Here are some records; return them all exactly.

⁂

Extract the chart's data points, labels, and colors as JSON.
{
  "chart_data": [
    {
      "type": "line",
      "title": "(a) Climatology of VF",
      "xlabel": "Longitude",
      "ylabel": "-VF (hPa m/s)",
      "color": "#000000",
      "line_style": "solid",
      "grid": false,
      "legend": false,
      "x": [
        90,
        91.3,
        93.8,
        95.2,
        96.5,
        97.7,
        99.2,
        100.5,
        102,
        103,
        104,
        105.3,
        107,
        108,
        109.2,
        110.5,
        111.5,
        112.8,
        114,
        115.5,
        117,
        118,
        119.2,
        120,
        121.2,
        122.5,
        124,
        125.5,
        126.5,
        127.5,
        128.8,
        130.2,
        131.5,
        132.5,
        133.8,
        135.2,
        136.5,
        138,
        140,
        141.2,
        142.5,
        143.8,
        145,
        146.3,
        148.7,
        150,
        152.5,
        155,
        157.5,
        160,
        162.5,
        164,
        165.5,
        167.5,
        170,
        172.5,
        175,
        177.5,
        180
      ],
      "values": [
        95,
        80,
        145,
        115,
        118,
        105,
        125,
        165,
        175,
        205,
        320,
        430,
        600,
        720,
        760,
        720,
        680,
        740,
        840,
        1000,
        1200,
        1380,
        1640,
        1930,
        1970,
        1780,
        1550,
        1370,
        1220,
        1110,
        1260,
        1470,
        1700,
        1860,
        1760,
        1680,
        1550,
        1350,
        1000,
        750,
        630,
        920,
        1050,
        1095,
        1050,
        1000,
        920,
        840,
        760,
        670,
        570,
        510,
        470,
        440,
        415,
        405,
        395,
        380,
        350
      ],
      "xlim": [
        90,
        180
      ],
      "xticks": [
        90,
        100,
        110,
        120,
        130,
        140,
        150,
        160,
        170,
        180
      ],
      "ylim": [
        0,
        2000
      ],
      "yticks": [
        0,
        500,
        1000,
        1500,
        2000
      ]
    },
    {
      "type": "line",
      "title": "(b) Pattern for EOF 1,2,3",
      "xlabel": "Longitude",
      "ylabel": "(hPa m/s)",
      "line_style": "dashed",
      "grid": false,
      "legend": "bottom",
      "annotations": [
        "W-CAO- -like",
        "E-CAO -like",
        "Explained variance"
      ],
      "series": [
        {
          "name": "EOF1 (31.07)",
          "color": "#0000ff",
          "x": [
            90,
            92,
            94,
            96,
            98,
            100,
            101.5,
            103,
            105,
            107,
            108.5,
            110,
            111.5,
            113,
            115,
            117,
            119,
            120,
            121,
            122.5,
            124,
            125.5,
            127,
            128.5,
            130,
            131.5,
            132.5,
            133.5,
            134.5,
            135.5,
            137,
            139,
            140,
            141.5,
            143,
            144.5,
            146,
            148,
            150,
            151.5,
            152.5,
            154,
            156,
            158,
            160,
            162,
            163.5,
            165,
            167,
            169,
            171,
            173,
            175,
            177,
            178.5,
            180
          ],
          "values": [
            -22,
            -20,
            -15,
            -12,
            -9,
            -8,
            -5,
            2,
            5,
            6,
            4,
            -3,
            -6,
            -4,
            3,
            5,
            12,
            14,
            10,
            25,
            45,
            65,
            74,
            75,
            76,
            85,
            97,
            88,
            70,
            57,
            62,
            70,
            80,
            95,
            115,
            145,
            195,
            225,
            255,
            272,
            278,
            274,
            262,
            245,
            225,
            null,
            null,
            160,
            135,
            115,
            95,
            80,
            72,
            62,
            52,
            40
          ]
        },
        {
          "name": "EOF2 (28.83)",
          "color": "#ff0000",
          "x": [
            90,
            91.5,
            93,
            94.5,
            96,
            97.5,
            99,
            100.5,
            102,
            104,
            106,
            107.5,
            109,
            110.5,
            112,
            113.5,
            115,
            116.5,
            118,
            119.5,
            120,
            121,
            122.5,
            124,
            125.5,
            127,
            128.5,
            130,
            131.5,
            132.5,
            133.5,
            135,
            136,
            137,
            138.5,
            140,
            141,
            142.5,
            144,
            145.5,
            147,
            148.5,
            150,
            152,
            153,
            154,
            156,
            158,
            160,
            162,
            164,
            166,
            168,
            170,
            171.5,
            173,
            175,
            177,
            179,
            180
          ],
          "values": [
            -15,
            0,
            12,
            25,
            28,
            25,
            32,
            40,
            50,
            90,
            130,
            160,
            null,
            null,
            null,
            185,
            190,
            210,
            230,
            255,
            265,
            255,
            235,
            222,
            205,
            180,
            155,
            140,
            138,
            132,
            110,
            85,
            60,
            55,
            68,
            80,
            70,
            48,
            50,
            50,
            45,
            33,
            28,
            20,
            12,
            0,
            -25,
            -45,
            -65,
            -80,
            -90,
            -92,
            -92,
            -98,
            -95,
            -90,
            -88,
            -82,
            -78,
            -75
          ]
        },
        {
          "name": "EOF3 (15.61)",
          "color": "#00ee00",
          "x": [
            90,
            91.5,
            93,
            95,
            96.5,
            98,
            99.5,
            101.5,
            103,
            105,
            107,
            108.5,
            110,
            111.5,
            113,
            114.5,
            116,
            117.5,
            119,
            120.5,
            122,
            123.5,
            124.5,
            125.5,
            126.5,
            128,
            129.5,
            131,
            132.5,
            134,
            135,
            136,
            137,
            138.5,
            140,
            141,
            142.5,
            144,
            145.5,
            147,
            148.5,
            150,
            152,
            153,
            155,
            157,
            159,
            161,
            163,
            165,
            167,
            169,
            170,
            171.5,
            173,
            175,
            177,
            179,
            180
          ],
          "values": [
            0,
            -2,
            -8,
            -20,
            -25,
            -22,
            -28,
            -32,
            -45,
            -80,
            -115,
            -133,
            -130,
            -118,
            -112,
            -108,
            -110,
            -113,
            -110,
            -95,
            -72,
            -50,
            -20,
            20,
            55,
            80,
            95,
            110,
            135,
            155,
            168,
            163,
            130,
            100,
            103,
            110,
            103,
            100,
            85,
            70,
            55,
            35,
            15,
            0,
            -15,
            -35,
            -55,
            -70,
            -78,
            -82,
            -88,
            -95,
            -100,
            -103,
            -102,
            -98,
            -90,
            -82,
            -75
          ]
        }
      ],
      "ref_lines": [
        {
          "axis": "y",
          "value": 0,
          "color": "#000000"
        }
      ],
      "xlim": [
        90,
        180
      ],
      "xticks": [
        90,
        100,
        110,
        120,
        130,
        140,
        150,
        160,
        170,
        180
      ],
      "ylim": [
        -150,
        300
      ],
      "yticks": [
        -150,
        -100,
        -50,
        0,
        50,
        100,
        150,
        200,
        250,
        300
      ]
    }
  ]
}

⁂

> ANSWER TO THIS TASK
Extract the chart's data points, labels, and colors as JSON.
{
  "chart_data": [
    {
      "type": "line",
      "title": "(a) Climatology of VF",
      "xlabel": "Longitude",
      "ylabel": "-VF (hPa m/s)",
      "color": "#000000",
      "line_style": "solid",
      "grid": false,
      "legend": false,
      "x": [
        90,
        91.3,
        93.8,
        95.2,
        96.5,
        97.7,
        99.2,
        100.5,
        102,
        103,
        104,
        105.3,
        107,
        108,
        109.2,
        110.5,
        111.5,
        112.8,
        114,
        115.5,
        117,
        118,
        119.2,
        120,
        121.2,
        122.5,
        124,
        125.5,
        126.5,
        127.5,
        128.8,
        130.2,
        131.5,
        132.5,
        133.8,
        135.2,
        136.5,
        138,
        140,
        141.2,
        142.5,
        143.8,
        145,
        146.3,
        148.7,
        150,
        152.5,
        155,
        157.5,
        160,
        162.5,
        164,
        165.5,
        167.5,
        170,
        172.5,
        175,
        177.5,
        180
      ],
      "values": [
        95,
        80,
        145,
        115,
        118,
        105,
        125,
        165,
        175,
        205,
        320,
        430,
        600,
        720,
        760,
        720,
        680,
        740,
        840,
        1000,
        1200,
        1380,
        1640,
        1930,
        1970,
        1780,
        1550,
        1370,
        1220,
        1110,
        1260,
        1470,
        1700,
        1860,
        1760,
        1680,
        1550,
        1350,
        1000,
        750,
        630,
        920,
        1050,
        1095,
        1050,
        1000,
        920,
        840,
        760,
        670,
        570,
        510,
        470,
        440,
        415,
        405,
        395,
        380,
        350
      ],
      "xlim": [
        90,
        180
      ],
      "xticks": [
        90,
        100,
        110,
        120,
        130,
        140,
        150,
        160,
        170,
        180
      ],
      "ylim": [
        0,
        2000
      ],
      "yticks": [
        0,
        500,
        1000,
        1500,
        2000
      ]
    },
    {
      "type": "line",
      "title": "(b) Pattern for EOF 1,2,3",
      "xlabel": "Longitude",
      "ylabel": "(hPa m/s)",
      "line_style": "dashed",
      "grid": false,
      "legend": "bottom",
      "annotations": [
        "W-CAO- -like",
        "E-CAO -like",
        "Explained variance"
      ],
      "series": [
        {
          "name": "EOF1 (31.07)",
          "color": "#0000ff",
          "x": [
            90,
            92,
            94,
            96,
            98,
            100,
            101.5,
            103,
            105,
            107,
            108.5,
            110,
            111.5,
            113,
            115,
            117,
            119,
            120,
            121,
            122.5,
            124,
            125.5,
            127,
            128.5,
            130,
            131.5,
            132.5,
            133.5,
            134.5,
            135.5,
            137,
            139,
            140,
            141.5,
            143,
            144.5,
            146,
            148,
            150,
            151.5,
            152.5,
            154,
            156,
            158,
            160,
            162,
            163.5,
            165,
            167,
            169,
            171,
            173,
            175,
            177,
            178.5,
            180
          ],
          "values": [
            -22,
            -20,
            -15,
            -12,
            -9,
            -8,
            -5,
            2,
            5,
            6,
            4,
            -3,
            -6,
            -4,
            3,
            5,
            12,
            14,
            10,
            25,
            45,
            65,
            74,
            75,
            76,
            85,
            97,
            88,
            70,
            57,
            62,
            70,
            80,
            95,
            115,
            145,
            195,
            225,
            255,
            272,
            278,
            274,
            262,
            245,
            225,
            null,
            null,
            160,
            135,
            115,
            95,
            80,
            72,
            62,
            52,
            40
          ]
        },
        {
          "name": "EOF2 (28.83)",
          "color": "#ff0000",
          "x": [
            90,
            91.5,
            93,
            94.5,
            96,
            97.5,
            99,
            100.5,
            102,
            104,
            106,
            107.5,
            109,
            110.5,
            112,
            113.5,
            115,
            116.5,
            118,
            119.5,
            120,
            121,
            122.5,
            124,
            125.5,
            127,
            128.5,
            130,
            131.5,
            132.5,
            133.5,
            135,
            136,
            137,
            138.5,
            140,
            141,
            142.5,
            144,
            145.5,
            147,
            148.5,
            150,
            152,
            153,
            154,
            156,
            158,
            160,
            162,
            164,
            166,
            168,
            170,
            171.5,
            173,
            175,
            177,
            179,
            180
          ],
          "values": [
            -15,
            0,
            12,
            25,
            28,
            25,
            32,
            40,
            50,
            90,
            130,
            160,
            null,
            null,
            null,
            185,
            190,
            210,
            230,
            255,
            265,
            255,
            235,
            222,
            205,
            180,
            155,
            140,
            138,
            132,
            110,
            85,
            60,
            55,
            68,
            80,
            70,
            48,
            50,
            50,
            45,
            33,
            28,
            20,
            12,
            0,
            -25,
            -45,
            -65,
            -80,
            -90,
            -92,
            -92,
            -98,
            -95,
            -90,
            -88,
            -82,
            -78,
            -75
          ]
        },
        {
          "name": "EOF3 (15.61)",
          "color": "#00ee00",
          "x": [
            90,
            91.5,
            93,
            95,
            96.5,
            98,
            99.5,
            101.5,
            103,
            105,
            107,
            108.5,
            110,
            111.5,
            113,
            114.5,
            116,
            117.5,
            119,
            120.5,
            122,
            123.5,
            124.5,
            125.5,
            126.5,
            128,
            129.5,
            131,
            132.5,
            134,
            135,
            136,
            137,
            138.5,
            140,
            141,
            142.5,
            144,
            145.5,
            147,
            148.5,
            150,
            152,
            153,
            155,
            157,
            159,
            161,
            163,
            165,
            167,
            169,
            170,
            171.5,
            173,
            175,
            177,
            179,
            180
          ],
          "values": [
            0,
            -2,
            -8,
            -20,
            -25,
            -22,
            -28,
            -32,
            -45,
            -80,
            -115,
            -133,
            -130,
            -118,
            -112,
            -108,
            -110,
            -113,
            -110,
            -95,
            -72,
            -50,
            -20,
            20,
            55,
            80,
            95,
            110,
            135,
            155,
            168,
            163,
            130,
            100,
            103,
            110,
            103,
            100,
            85,
            70,
            55,
            35,
            15,
            0,
            -15,
            -35,
            -55,
            -70,
            -78,
            -82,
            -88,
            -95,
            -100,
            -103,
            -102,
            -98,
            -90,
            -82,
            -75
          ]
        }
      ],
      "ref_lines": [
        {
          "axis": "y",
          "value": 0,
          "color": "#000000"
        }
      ],
      "xlim": [
        90,
        180
      ],
      "xticks": [
        90,
        100,
        110,
        120,
        130,
        140,
        150,
        160,
        170,
        180
      ],
      "ylim": [
        -150,
        300
      ],
      "yticks": [
        -150,
        -100,
        -50,
        0,
        50,
        100,
        150,
        200,
        250,
        300
      ]
    }
  ]
}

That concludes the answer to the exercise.